» **What needs to be done**: Answer with nothing but the number of lines that include the word "語言選擇".

====

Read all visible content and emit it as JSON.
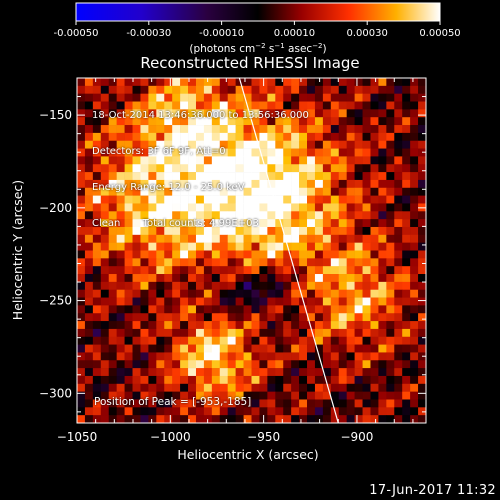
{
  "colorbar": {
    "ticks": [
      "-0.00050",
      "-0.00030",
      "-0.00010",
      "0.00010",
      "0.00030",
      "0.00050"
    ],
    "tick_values": [
      -0.0005,
      -0.0003,
      -0.0001,
      0.0001,
      0.0003,
      0.0005
    ],
    "range": [
      -0.0005,
      0.0005
    ],
    "units_html": "(photons cm<tspan dy='-4' font-size='7'>−2</tspan><tspan dy='4'> s</tspan><tspan dy='-4' font-size='7'>−1</tspan><tspan dy='4'> asec</tspan><tspan dy='-4' font-size='7'>−2</tspan><tspan dy='4'>)</tspan>",
    "colors": [
      "#0000ff",
      "#3300cc",
      "#200030",
      "#000000",
      "#a00000",
      "#ff5000",
      "#ffd000",
      "#ffffff"
    ]
  },
  "chart_data": {
    "type": "heatmap",
    "title": "Reconstructed RHESSI Image",
    "xlabel": "Heliocentric X (arcsec)",
    "ylabel": "Heliocentric Y (arcsec)",
    "xlim": [
      -1050,
      -863
    ],
    "ylim": [
      -316,
      -130
    ],
    "xticks": [
      -1050,
      -1000,
      -950,
      -900
    ],
    "yticks": [
      -150,
      -200,
      -250,
      -300
    ],
    "xtick_labels": [
      "−1050",
      "−1000",
      "−950",
      "−900"
    ],
    "ytick_labels": [
      "−150",
      "−200",
      "−250",
      "−300"
    ],
    "peak": [
      -953,
      -185
    ],
    "limb_line": [
      [
        -963,
        -130
      ],
      [
        -910,
        -316
      ]
    ]
  },
  "annotations": [
    "18-Oct-2014 13:46:36.000 to 13:56:36.000",
    "Detectors: 3F 6F 9F, Att=0",
    "Energy Range: 12.0 - 25.0 keV",
    "Clean       Total counts: 4.99E+03"
  ],
  "peak_label": "Position of Peak = [-953,-185]",
  "footer": "17-Jun-2017 11:32"
}
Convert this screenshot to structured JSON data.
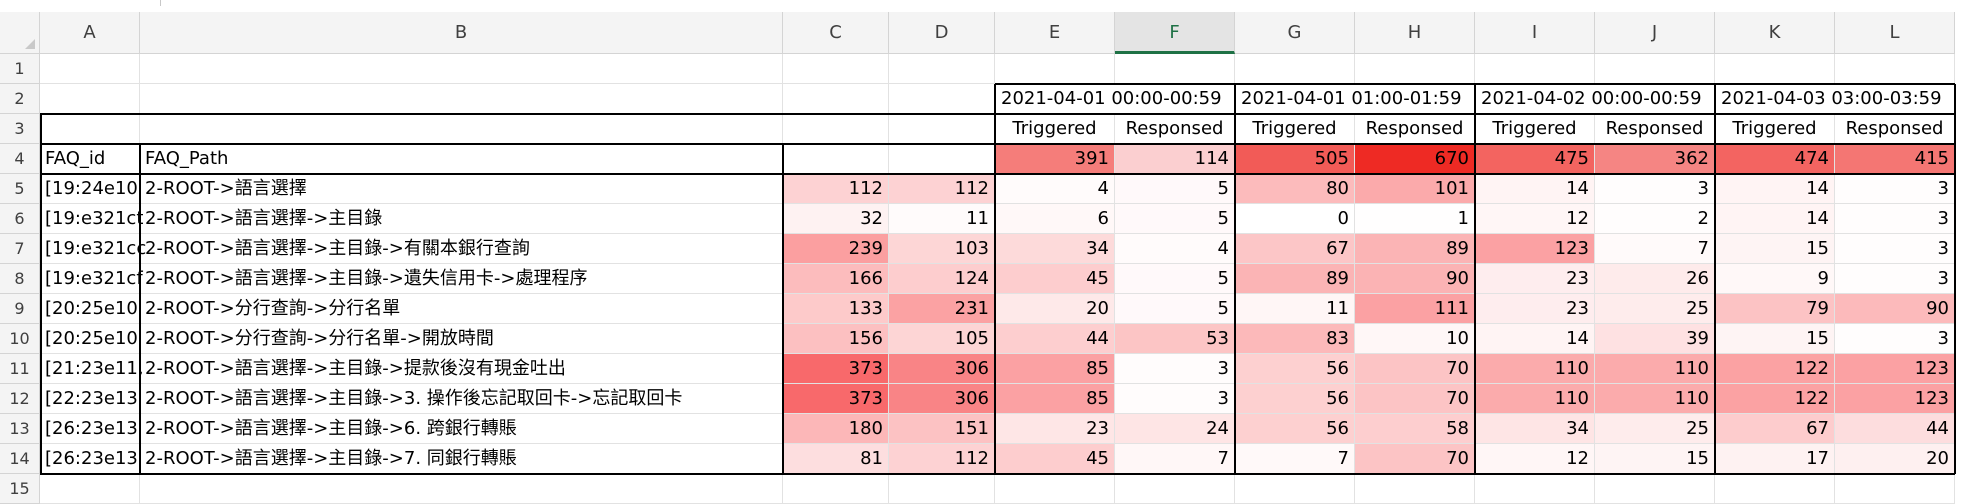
{
  "columns": [
    "A",
    "B",
    "C",
    "D",
    "E",
    "F",
    "G",
    "H",
    "I",
    "J",
    "K",
    "L"
  ],
  "selected_column": "F",
  "row_numbers": [
    "1",
    "2",
    "3",
    "4",
    "5",
    "6",
    "7",
    "8",
    "9",
    "10",
    "11",
    "12",
    "13",
    "14",
    "15"
  ],
  "periods": [
    "2021-04-01 00:00-00:59",
    "2021-04-01 01:00-01:59",
    "2021-04-02 00:00-00:59",
    "2021-04-03 03:00-03:59"
  ],
  "metrics": [
    "Triggered",
    "Responsed"
  ],
  "header": {
    "faq_id": "FAQ_id",
    "faq_path": "FAQ_Path"
  },
  "totals": [
    "391",
    "114",
    "505",
    "670",
    "475",
    "362",
    "474",
    "415"
  ],
  "rows": [
    {
      "id": "[19:24e10",
      "path": "2-ROOT->語言選擇",
      "c": "112",
      "d": "112",
      "vals": [
        "4",
        "5",
        "80",
        "101",
        "14",
        "3",
        "14",
        "3"
      ]
    },
    {
      "id": "[19:e321ct",
      "path": "2-ROOT->語言選擇->主目錄",
      "c": "32",
      "d": "11",
      "vals": [
        "6",
        "5",
        "0",
        "1",
        "12",
        "2",
        "14",
        "3"
      ]
    },
    {
      "id": "[19:e321cc",
      "path": "2-ROOT->語言選擇->主目錄->有關本銀行查詢",
      "c": "239",
      "d": "103",
      "vals": [
        "34",
        "4",
        "67",
        "89",
        "123",
        "7",
        "15",
        "3"
      ]
    },
    {
      "id": "[19:e321cf",
      "path": "2-ROOT->語言選擇->主目錄->遺失信用卡->處理程序",
      "c": "166",
      "d": "124",
      "vals": [
        "45",
        "5",
        "89",
        "90",
        "23",
        "26",
        "9",
        "3"
      ]
    },
    {
      "id": "[20:25e10",
      "path": "2-ROOT->分行查詢->分行名單",
      "c": "133",
      "d": "231",
      "vals": [
        "20",
        "5",
        "11",
        "111",
        "23",
        "25",
        "79",
        "90"
      ]
    },
    {
      "id": "[20:25e10",
      "path": "2-ROOT->分行查詢->分行名單->開放時間",
      "c": "156",
      "d": "105",
      "vals": [
        "44",
        "53",
        "83",
        "10",
        "14",
        "39",
        "15",
        "3"
      ]
    },
    {
      "id": "[21:23e11,",
      "path": "2-ROOT->語言選擇->主目錄->提款後沒有現金吐出",
      "c": "373",
      "d": "306",
      "vals": [
        "85",
        "3",
        "56",
        "70",
        "110",
        "110",
        "122",
        "123"
      ]
    },
    {
      "id": "[22:23e13",
      "path": "2-ROOT->語言選擇->主目錄->3. 操作後忘記取回卡->忘記取回卡",
      "c": "373",
      "d": "306",
      "vals": [
        "85",
        "3",
        "56",
        "70",
        "110",
        "110",
        "122",
        "123"
      ]
    },
    {
      "id": "[26:23e13",
      "path": "2-ROOT->語言選擇->主目錄->6. 跨銀行轉賬",
      "c": "180",
      "d": "151",
      "vals": [
        "23",
        "24",
        "56",
        "58",
        "34",
        "25",
        "67",
        "44"
      ]
    },
    {
      "id": "[26:23e13",
      "path": "2-ROOT->語言選擇->主目錄->7. 同銀行轉賬",
      "c": "81",
      "d": "112",
      "vals": [
        "45",
        "7",
        "7",
        "70",
        "12",
        "15",
        "17",
        "20"
      ]
    }
  ],
  "heat": {
    "low": "#ffffff",
    "high": "#f8696b",
    "totals_low": "#fbcfd0",
    "totals_high": "#ee2a24"
  }
}
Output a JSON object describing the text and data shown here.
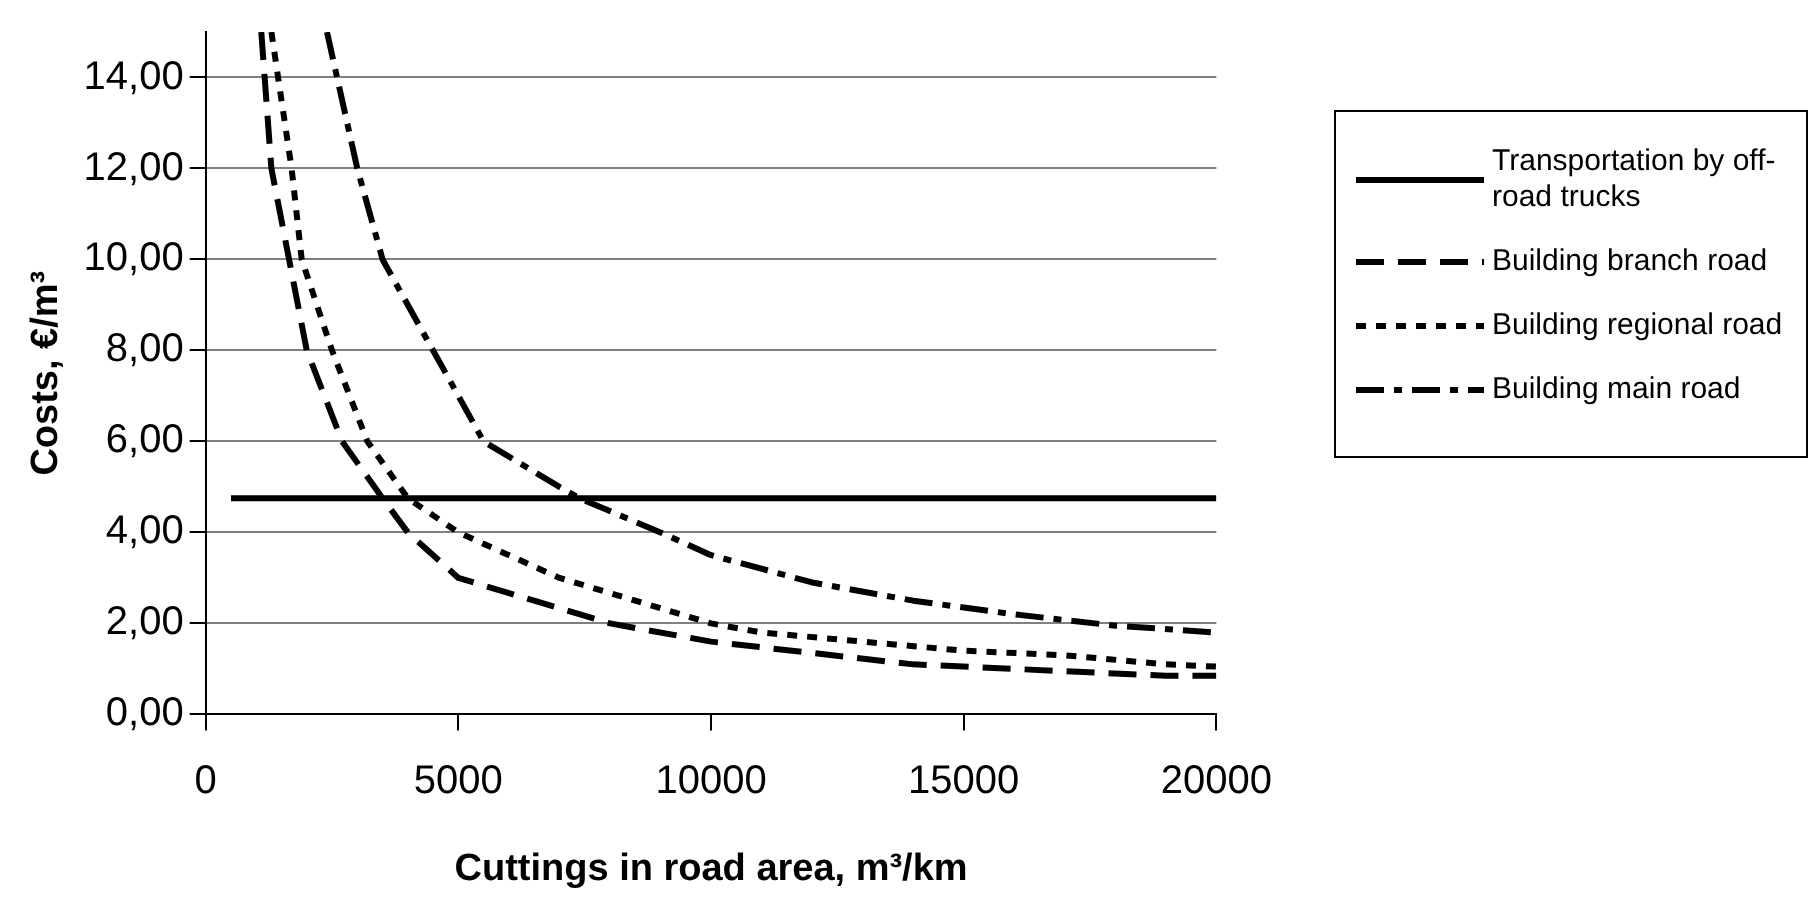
{
  "chart_data": {
    "type": "line",
    "xlabel": "Cuttings in road area, m³/km",
    "ylabel": "Costs, €/m³",
    "xlim": [
      0,
      20000
    ],
    "xticks": [
      0,
      5000,
      10000,
      15000,
      20000
    ],
    "ylim": [
      0,
      15
    ],
    "yticks": [
      {
        "value": 0,
        "label": "0,00"
      },
      {
        "value": 2,
        "label": "2,00"
      },
      {
        "value": 4,
        "label": "4,00"
      },
      {
        "value": 6,
        "label": "6,00"
      },
      {
        "value": 8,
        "label": "8,00"
      },
      {
        "value": 10,
        "label": "10,00"
      },
      {
        "value": 12,
        "label": "12,00"
      },
      {
        "value": 14,
        "label": "14,00"
      }
    ],
    "grid": "y",
    "legend": "right",
    "marker": "none",
    "series": [
      {
        "name": "Transportation by off-road trucks",
        "color": "#000000",
        "line_style": "solid",
        "x": [
          500,
          20000
        ],
        "values": [
          4.75,
          4.75
        ]
      },
      {
        "name": "Building branch road",
        "color": "#000000",
        "line_style": "dashed",
        "x": [
          1100,
          1300,
          1650,
          2000,
          2700,
          3500,
          4000,
          5000,
          6500,
          8000,
          10000,
          12000,
          14000,
          16000,
          17000,
          19000,
          20000
        ],
        "values": [
          15,
          12,
          10,
          8,
          6,
          4.75,
          4,
          3,
          2.5,
          2,
          1.6,
          1.35,
          1.1,
          1,
          0.95,
          0.85,
          0.85
        ]
      },
      {
        "name": "Building regional road",
        "color": "#000000",
        "line_style": "dotted",
        "x": [
          1300,
          1700,
          1900,
          2500,
          3200,
          4000,
          5000,
          7000,
          8500,
          10000,
          11000,
          13000,
          15000,
          17000,
          19000,
          20000
        ],
        "values": [
          15,
          12,
          10,
          8,
          6,
          4.75,
          4,
          3,
          2.5,
          2,
          1.8,
          1.6,
          1.4,
          1.3,
          1.1,
          1.05
        ]
      },
      {
        "name": "Building main road",
        "color": "#000000",
        "line_style": "dashdot",
        "x": [
          2400,
          3000,
          3500,
          4500,
          5500,
          7000,
          7400,
          9000,
          10000,
          12000,
          14000,
          16000,
          18000,
          20000
        ],
        "values": [
          15,
          12,
          10,
          8,
          6,
          5,
          4.75,
          4,
          3.5,
          2.9,
          2.5,
          2.2,
          1.95,
          1.8
        ]
      }
    ]
  }
}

====

» **Answer to the task**: 8